* Task objective
Show all lines holding the string "Линии".

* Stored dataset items
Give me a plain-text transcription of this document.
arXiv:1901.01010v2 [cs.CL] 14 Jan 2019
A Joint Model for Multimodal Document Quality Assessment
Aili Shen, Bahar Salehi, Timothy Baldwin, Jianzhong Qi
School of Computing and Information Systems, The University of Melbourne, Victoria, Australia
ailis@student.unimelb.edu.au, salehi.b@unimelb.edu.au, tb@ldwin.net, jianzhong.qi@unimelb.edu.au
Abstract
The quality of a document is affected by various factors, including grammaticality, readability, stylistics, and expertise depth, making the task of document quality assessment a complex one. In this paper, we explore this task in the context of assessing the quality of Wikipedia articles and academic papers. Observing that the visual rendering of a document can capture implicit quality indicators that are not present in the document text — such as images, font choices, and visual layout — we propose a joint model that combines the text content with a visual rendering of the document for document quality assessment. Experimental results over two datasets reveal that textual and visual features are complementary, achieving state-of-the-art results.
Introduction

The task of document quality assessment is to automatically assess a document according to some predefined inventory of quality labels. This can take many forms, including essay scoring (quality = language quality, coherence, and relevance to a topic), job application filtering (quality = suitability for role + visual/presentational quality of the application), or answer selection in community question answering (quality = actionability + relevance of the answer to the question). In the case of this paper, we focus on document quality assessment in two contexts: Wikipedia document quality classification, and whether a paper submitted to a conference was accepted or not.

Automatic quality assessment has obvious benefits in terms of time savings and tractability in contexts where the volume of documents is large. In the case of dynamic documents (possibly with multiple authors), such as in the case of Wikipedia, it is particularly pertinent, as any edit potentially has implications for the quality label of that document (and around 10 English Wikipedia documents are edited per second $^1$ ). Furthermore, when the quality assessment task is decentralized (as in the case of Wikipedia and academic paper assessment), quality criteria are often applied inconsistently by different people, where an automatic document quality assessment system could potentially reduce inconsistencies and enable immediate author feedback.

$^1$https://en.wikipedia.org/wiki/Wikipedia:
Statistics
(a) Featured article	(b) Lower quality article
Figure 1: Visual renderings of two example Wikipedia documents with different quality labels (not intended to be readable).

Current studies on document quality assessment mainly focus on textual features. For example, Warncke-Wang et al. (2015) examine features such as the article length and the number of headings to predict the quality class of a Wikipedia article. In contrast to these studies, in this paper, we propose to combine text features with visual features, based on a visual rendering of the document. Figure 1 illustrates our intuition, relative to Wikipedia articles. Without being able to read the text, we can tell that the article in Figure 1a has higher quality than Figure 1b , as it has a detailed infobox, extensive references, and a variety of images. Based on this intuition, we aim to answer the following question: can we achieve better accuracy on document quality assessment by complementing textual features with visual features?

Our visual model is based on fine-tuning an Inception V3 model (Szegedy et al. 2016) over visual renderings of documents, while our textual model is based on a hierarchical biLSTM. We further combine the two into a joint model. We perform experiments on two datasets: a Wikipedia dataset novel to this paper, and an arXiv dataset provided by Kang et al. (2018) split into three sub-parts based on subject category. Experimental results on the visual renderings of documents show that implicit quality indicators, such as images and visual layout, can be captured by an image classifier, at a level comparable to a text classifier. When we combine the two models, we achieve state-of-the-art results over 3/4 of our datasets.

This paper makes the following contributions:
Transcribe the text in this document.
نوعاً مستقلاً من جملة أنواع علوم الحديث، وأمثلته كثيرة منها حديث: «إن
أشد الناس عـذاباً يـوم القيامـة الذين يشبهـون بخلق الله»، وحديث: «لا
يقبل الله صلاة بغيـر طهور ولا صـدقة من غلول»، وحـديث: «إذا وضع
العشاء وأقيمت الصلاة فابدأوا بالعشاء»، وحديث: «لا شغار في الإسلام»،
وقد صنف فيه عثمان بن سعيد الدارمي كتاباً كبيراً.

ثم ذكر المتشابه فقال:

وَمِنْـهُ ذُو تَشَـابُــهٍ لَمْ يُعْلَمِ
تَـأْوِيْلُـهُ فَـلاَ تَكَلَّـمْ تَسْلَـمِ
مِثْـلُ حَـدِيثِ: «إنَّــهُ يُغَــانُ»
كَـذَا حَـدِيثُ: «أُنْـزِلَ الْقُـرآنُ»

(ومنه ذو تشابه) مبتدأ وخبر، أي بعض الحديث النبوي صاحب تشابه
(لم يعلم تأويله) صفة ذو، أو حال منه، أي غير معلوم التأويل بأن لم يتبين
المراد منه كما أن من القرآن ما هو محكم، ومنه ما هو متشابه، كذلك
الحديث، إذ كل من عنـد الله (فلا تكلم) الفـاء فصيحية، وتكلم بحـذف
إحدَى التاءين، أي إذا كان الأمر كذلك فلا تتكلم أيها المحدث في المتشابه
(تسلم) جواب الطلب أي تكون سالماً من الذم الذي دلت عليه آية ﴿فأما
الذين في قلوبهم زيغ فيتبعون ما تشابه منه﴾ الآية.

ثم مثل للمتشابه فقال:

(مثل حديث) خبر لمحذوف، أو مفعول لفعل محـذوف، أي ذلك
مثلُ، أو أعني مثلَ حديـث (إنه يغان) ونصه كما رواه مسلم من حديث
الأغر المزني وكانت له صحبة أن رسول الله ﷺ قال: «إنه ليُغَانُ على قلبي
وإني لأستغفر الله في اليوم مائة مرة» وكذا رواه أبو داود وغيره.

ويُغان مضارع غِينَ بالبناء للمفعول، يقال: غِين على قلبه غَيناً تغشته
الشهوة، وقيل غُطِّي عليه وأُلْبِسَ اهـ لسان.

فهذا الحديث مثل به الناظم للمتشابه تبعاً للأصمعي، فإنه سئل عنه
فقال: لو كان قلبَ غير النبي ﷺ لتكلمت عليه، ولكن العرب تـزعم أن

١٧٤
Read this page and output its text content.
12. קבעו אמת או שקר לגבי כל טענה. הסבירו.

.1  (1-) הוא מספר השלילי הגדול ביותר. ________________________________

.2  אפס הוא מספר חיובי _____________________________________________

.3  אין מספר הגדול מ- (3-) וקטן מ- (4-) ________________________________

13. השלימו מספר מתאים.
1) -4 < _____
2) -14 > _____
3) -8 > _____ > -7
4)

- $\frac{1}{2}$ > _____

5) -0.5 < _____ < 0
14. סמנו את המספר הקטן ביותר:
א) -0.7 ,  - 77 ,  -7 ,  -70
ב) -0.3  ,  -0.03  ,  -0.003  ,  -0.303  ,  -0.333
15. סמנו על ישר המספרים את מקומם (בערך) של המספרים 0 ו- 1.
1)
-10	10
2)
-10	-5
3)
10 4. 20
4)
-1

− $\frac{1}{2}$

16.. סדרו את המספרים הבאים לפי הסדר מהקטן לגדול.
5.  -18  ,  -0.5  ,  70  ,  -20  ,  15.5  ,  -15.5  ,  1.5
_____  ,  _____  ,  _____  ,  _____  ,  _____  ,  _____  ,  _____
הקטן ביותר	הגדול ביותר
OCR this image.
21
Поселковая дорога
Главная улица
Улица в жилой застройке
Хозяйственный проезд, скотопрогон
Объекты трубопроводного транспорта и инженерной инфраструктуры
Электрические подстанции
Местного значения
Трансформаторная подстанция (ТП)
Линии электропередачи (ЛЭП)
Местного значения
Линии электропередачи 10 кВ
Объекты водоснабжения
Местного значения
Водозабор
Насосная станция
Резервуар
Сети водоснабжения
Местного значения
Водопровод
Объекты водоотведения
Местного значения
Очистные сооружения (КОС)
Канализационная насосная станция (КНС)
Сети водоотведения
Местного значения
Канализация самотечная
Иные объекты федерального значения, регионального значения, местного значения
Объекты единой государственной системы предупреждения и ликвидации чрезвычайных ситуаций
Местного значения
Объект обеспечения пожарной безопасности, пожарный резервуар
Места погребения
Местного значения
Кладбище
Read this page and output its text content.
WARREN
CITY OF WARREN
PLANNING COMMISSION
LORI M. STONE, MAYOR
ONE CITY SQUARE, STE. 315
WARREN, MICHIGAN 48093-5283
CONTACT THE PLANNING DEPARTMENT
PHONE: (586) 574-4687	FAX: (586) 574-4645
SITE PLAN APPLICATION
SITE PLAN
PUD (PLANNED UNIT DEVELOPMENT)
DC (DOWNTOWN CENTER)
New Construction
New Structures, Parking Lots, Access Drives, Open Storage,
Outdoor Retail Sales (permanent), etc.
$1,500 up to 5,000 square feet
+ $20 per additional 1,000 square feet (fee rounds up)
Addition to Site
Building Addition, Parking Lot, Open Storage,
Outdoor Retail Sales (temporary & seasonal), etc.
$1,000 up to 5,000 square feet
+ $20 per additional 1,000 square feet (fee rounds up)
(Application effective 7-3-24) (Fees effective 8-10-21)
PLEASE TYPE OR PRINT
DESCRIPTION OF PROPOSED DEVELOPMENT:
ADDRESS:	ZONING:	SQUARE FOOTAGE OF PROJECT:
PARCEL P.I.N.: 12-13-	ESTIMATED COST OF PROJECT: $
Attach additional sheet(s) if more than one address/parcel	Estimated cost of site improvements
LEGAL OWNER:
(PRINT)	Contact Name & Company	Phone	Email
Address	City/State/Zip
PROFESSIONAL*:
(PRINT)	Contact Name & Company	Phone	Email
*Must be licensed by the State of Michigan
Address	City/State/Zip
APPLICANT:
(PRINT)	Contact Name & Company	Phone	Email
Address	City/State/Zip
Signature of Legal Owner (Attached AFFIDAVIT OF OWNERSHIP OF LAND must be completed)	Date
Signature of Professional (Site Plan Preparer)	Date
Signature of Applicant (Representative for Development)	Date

* Task result
Линии электропередачи (ЛЭП)
Линии электропередачи 10 кВ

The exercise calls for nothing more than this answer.